-- BEGIN Task material --
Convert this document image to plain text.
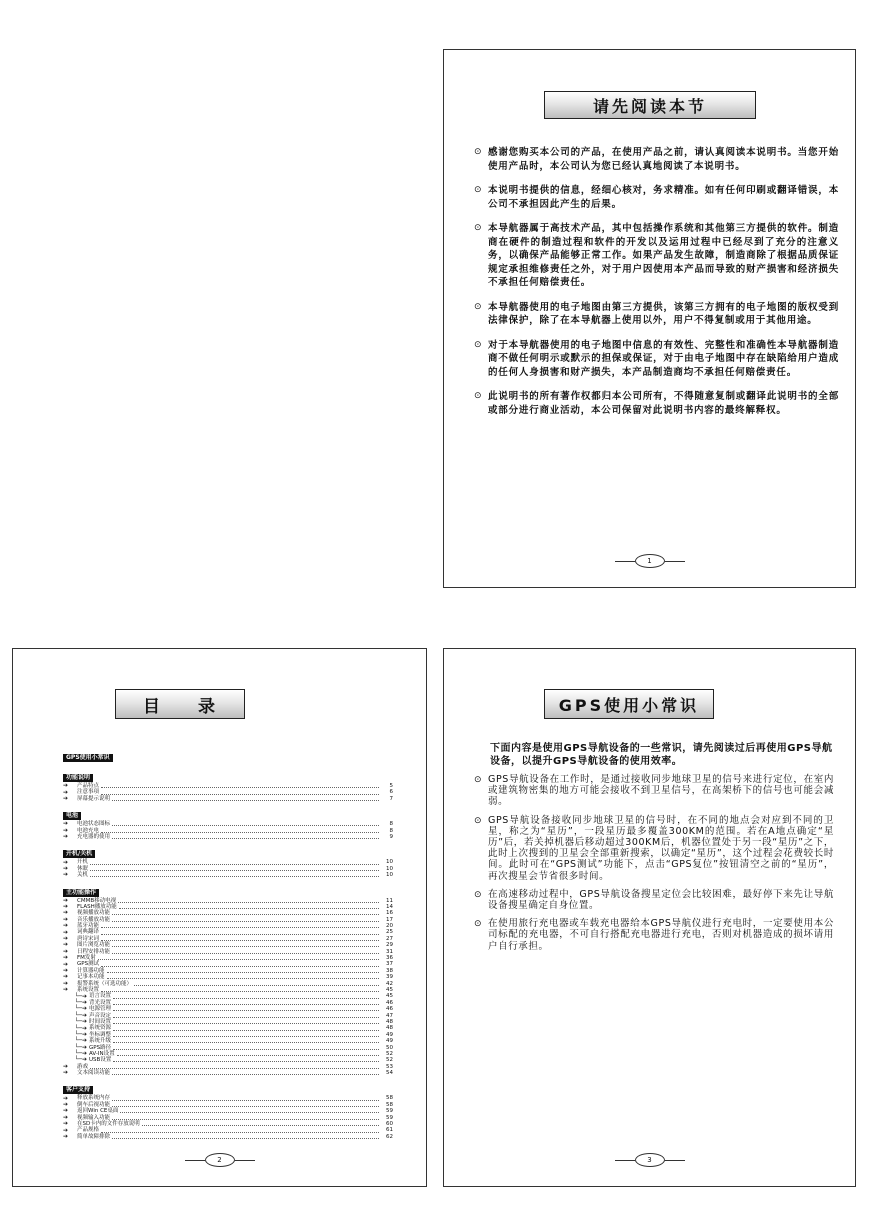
请先阅读本节
⊙ 感谢您购买本公司的产品，在使用产品之前，请认真阅读本说明书。当您开始使用产品时，本公司认为您已经认真地阅读了本说明书。
⊙ 本说明书提供的信息，经细心核对，务求精准。如有任何印刷或翻译错误，本公司不承担因此产生的后果。
⊙ 本导航器属于高技术产品，其中包括操作系统和其他第三方提供的软件。制造商在硬件的制造过程和软件的开发以及运用过程中已经尽到了充分的注意义务，以确保产品能够正常工作。如果产品发生故障，制造商除了根据品质保证规定承担维修责任之外，对于用户因使用本产品而导致的财产损害和经济损失不承担任何赔偿责任。
⊙ 本导航器使用的电子地图由第三方提供，该第三方拥有的电子地图的版权受到法律保护，除了在本导航器上使用以外，用户不得复制或用于其他用途。
⊙ 对于本导航器使用的电子地图中信息的有效性、完整性和准确性本导航器制造商不做任何明示或默示的担保或保证，对于由电子地图中存在缺陷给用户造成的任何人身损害和财产损失，本产品制造商均不承担任何赔偿责任。
⊙ 此说明书的所有著作权都归本公司所有，不得随意复制或翻译此说明书的全部或部分进行商业活动，本公司保留对此说明书内容的最终解释权。
1
目 录
GPS使用小常识
功能说明
➔	产品特点	5
➔	注意事项	6
➔	屏幕提示说明	7
电池
➔	电池状态图标	8
➔	电池充电	8
➔	充电器的使用	9
开机/关机
➔	开机	10
➔	休眠	10
➔	关机	10
主功能操作
➔	CMMB移动电视	11
➔	FLASH播放功能	14
➔	视频播放功能	16
➔	音乐播放功能	17
➔	蓝牙功能	20
➔	词典翻译	25
➔	唐诗宋词	27
➔	图片浏览功能	29
➔	日程安排功能	31
➔	FM发射	36
➔	GPS测试	37
➔	计算器功能	38
➔	记事本功能	39
➔	报警系统（可选功能）	42
➔	系统设置	45
└─➔ 语言设置	45
└─➔ 背光设置	46
└─➔ 电源管理	46
└─➔ 声音设定	47
└─➔ 时间设置	48
└─➔ 系统资源	48
└─➔ 坐标调整	49
└─➔ 系统升级	49
└─➔ GPS路径	50
└─➔ AV-IN设置	52
└─➔ USB设置	52
➔	游戏	53
➔	文本阅读功能	54
客户支持
➔	释放系统内存	58
➔	倒车后视功能	58
➔	返回Win CE桌面	59
➔	视频输入功能	59
➔	在SD卡内的文件存放说明	60
➔	产品规格	61
➔	简单故障排除	62
2
GPS使用小常识
下面内容是使用GPS导航设备的一些常识，请先阅读过后再使用GPS导航设备，以提升GPS导航设备的使用效率。
⊙ GPS导航设备在工作时，是通过接收同步地球卫星的信号来进行定位，在室内或建筑物密集的地方可能会接收不到卫星信号，在高架桥下的信号也可能会减弱。
⊙ GPS导航设备接收同步地球卫星的信号时，在不同的地点会对应到不同的卫星，称之为“星历”，一段星历最多覆盖300KM的范围。若在A地点确定“星历”后，若关掉机器后移动超过300KM后，机器位置处于另一段“星历”之下，此时上次搜到的卫星会全部重新搜索，以确定“星历”，这个过程会花费较长时间。此时可在“GPS测试”功能下，点击“GPS复位”按钮清空之前的“星历”，再次搜星会节省很多时间。
⊙ 在高速移动过程中，GPS导航设备搜星定位会比较困难，最好停下来先让导航设备搜星确定自身位置。
⊙ 在使用旅行充电器或车载充电器给本GPS导航仪进行充电时，一定要使用本公司标配的充电器，不可自行搭配充电器进行充电，否则对机器造成的损坏请用户自行承担。
3
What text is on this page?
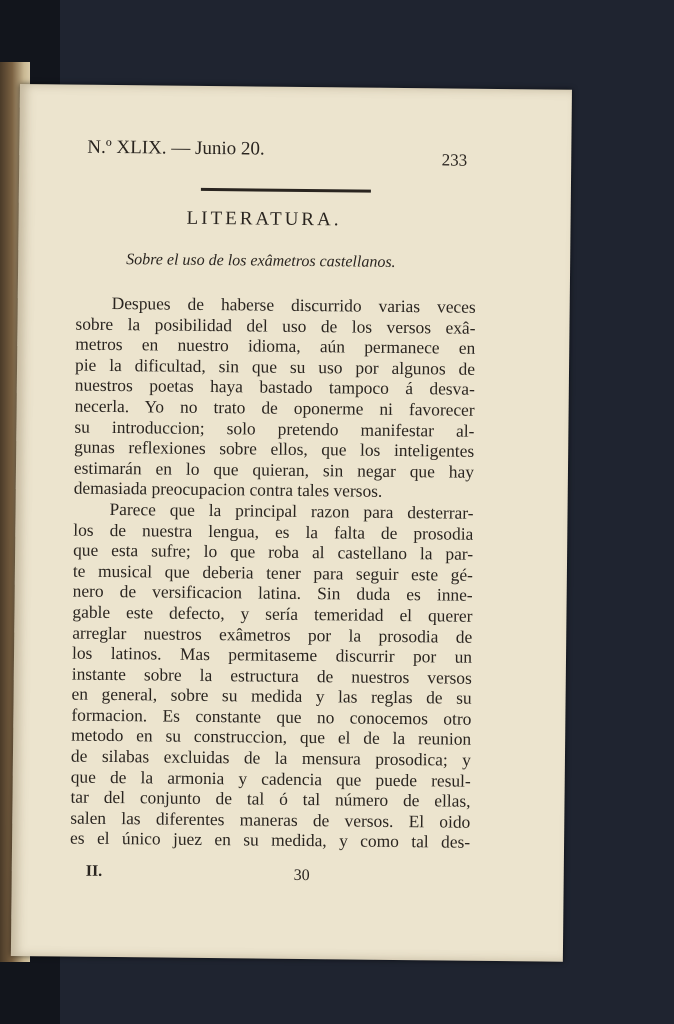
N.º XLIX. — Junio 20.
233
LITERATURA.
Sobre el uso de los exâmetros castellanos.
Despues de haberse discurrido varias veces
sobre la posibilidad del uso de los versos exâ-
metros en nuestro idioma, aún permanece en
pie la dificultad, sin que su uso por algunos de
nuestros poetas haya bastado tampoco á desva-
necerla. Yo no trato de oponerme ni favorecer
su introduccion; solo pretendo manifestar al-
gunas reflexiones sobre ellos, que los inteligentes
estimarán en lo que quieran, sin negar que hay
demasiada preocupacion contra tales versos.
Parece que la principal razon para desterrar-
los de nuestra lengua, es la falta de prosodia
que esta sufre; lo que roba al castellano la par-
te musical que deberia tener para seguir este gé-
nero de versificacion latina. Sin duda es inne-
gable este defecto, y sería temeridad el querer
arreglar nuestros exâmetros por la prosodia de
los latinos. Mas permitaseme discurrir por un
instante sobre la estructura de nuestros versos
en general, sobre su medida y las reglas de su
formacion. Es constante que no conocemos otro
metodo en su construccion, que el de la reunion
de silabas excluidas de la mensura prosodica; y
que de la armonia y cadencia que puede resul-
tar del conjunto de tal ó tal número de ellas,
salen las diferentes maneras de versos. El oido
es el único juez en su medida, y como tal des-
II.	30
-- END Task material --
What the task asks -
Check every line of the data above for the string "this", and copy those that have it.

Result -
Convert this document image to plain text.
What text is on this page?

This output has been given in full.